» GIVEN PROBLEM
Give the number of lines in the records below that include "EFlux". Reply with that number alone.

::: GIVEN INFORMATION :::

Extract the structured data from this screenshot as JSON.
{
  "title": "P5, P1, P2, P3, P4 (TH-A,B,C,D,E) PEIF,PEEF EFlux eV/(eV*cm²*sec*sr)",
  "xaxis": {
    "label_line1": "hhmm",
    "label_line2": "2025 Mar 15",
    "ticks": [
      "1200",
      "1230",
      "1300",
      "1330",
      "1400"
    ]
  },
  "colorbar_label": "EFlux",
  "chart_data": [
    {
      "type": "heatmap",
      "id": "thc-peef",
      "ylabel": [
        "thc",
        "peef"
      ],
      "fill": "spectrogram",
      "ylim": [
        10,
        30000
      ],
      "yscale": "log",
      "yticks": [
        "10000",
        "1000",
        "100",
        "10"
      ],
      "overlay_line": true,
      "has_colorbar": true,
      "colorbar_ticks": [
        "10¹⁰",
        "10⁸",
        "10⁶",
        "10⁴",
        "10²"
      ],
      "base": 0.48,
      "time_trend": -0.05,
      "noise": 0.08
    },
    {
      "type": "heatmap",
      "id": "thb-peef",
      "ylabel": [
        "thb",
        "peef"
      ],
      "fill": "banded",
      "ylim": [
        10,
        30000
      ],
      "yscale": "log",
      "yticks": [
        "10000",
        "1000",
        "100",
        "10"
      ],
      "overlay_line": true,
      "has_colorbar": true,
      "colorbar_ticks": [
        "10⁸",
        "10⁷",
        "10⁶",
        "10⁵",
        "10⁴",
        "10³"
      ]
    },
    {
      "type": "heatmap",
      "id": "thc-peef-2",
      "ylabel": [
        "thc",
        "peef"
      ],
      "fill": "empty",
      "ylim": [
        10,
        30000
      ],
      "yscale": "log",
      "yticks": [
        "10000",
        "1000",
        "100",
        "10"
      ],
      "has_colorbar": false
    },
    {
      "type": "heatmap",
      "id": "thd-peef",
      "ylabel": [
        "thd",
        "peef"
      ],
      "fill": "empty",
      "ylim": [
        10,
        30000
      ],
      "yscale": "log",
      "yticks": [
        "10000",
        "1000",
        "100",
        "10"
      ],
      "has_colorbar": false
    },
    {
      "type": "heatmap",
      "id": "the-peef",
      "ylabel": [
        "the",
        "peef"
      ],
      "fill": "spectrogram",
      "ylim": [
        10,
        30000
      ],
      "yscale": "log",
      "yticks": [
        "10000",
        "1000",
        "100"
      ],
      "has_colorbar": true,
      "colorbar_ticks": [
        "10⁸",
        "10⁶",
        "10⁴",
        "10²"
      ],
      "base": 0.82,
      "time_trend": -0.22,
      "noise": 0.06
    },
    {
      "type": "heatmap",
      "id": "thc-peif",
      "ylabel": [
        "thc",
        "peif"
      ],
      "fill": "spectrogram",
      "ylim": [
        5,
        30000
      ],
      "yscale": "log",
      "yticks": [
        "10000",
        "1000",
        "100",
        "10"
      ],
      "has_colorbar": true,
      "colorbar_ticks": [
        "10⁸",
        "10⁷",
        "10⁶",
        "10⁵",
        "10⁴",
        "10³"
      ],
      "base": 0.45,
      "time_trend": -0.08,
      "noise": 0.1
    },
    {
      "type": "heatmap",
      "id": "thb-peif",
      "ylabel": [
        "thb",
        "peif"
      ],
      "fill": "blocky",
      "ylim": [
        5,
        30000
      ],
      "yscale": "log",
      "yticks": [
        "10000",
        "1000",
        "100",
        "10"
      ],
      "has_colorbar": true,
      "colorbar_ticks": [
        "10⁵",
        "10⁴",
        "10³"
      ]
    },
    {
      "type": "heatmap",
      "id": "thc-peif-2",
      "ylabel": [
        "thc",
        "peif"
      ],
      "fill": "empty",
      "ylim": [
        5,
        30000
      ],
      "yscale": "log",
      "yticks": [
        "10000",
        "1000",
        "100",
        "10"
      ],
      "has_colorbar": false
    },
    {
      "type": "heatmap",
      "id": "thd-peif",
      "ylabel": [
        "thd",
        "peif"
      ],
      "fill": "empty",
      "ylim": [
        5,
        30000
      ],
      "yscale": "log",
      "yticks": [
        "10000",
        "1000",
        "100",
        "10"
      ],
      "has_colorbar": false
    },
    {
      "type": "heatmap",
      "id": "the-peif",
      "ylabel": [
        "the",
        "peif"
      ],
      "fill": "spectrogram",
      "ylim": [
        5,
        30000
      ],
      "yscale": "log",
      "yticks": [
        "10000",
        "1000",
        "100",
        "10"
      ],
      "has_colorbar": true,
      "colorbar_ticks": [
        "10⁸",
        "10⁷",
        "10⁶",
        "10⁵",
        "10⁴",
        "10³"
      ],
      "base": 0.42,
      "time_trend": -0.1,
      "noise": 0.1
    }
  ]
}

:::
::: GIVEN INFORMATION :::

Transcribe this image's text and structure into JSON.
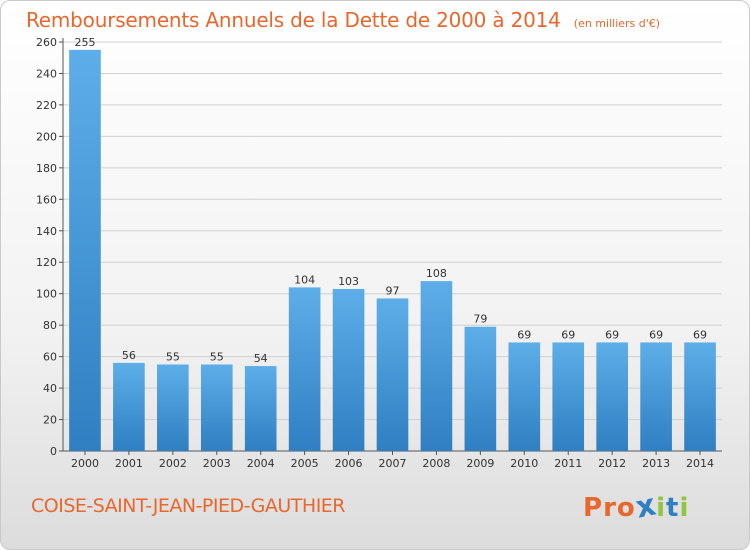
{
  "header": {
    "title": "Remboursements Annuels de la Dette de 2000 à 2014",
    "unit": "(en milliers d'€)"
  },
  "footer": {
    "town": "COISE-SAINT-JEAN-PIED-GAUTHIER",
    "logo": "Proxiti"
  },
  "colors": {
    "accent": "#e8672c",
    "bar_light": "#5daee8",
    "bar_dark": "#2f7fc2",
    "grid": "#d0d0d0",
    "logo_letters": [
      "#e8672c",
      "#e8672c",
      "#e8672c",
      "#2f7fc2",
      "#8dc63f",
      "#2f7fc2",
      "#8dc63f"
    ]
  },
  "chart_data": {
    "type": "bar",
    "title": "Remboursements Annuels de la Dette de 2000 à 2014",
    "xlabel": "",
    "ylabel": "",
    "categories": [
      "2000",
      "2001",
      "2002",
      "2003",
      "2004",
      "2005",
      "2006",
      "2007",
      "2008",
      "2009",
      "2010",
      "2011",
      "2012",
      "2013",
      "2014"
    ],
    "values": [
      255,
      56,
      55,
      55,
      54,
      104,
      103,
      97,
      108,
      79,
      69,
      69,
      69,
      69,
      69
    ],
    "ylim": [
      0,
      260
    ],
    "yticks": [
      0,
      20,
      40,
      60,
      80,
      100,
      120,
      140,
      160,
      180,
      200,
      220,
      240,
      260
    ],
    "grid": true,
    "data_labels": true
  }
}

:::
::: GIVEN INFORMATION :::

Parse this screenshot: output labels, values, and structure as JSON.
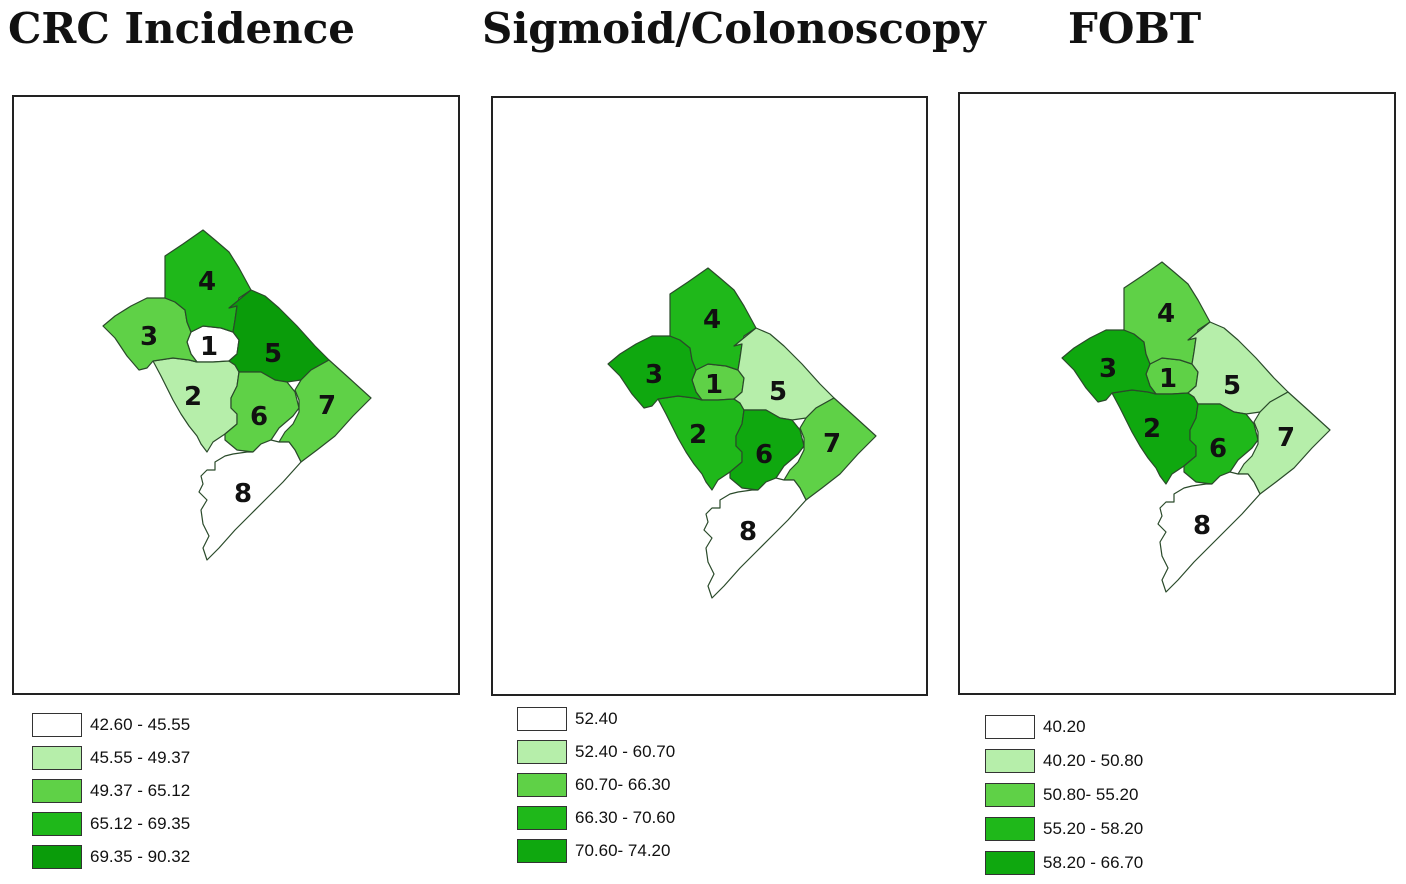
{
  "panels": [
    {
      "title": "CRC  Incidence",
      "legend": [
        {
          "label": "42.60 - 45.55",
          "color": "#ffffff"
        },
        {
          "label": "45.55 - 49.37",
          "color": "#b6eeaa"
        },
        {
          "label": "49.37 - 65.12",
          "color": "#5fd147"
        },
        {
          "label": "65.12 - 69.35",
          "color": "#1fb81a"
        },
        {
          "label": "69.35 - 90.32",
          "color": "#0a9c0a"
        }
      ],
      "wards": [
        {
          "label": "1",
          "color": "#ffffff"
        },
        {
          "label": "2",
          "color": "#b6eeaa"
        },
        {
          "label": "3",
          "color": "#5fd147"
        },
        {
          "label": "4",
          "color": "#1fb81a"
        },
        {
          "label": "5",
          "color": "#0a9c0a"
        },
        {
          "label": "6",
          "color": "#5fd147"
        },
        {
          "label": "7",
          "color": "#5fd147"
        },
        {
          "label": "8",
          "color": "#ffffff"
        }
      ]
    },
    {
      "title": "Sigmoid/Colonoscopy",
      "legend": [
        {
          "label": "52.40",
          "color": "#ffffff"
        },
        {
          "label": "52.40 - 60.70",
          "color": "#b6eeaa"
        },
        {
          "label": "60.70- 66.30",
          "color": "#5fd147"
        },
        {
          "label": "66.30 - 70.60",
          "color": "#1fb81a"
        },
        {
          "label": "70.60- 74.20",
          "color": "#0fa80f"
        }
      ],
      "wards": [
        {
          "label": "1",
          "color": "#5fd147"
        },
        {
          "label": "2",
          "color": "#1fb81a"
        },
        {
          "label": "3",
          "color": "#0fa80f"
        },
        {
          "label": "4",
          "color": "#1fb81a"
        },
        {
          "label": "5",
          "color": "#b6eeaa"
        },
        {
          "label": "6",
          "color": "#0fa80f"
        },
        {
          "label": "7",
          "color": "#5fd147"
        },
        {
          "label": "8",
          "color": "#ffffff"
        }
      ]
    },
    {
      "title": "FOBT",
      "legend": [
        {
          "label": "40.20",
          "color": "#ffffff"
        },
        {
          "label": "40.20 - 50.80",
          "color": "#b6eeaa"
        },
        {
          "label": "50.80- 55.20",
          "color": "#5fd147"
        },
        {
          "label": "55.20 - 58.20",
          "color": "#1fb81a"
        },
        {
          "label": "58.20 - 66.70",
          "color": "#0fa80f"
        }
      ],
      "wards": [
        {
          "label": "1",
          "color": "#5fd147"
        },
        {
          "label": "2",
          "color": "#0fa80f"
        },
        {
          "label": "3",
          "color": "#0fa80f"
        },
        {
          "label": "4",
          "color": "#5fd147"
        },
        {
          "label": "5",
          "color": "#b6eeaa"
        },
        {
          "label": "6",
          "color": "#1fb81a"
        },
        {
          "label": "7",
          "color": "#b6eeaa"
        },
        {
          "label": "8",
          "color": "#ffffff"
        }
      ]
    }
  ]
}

:::

» OUTPUT
2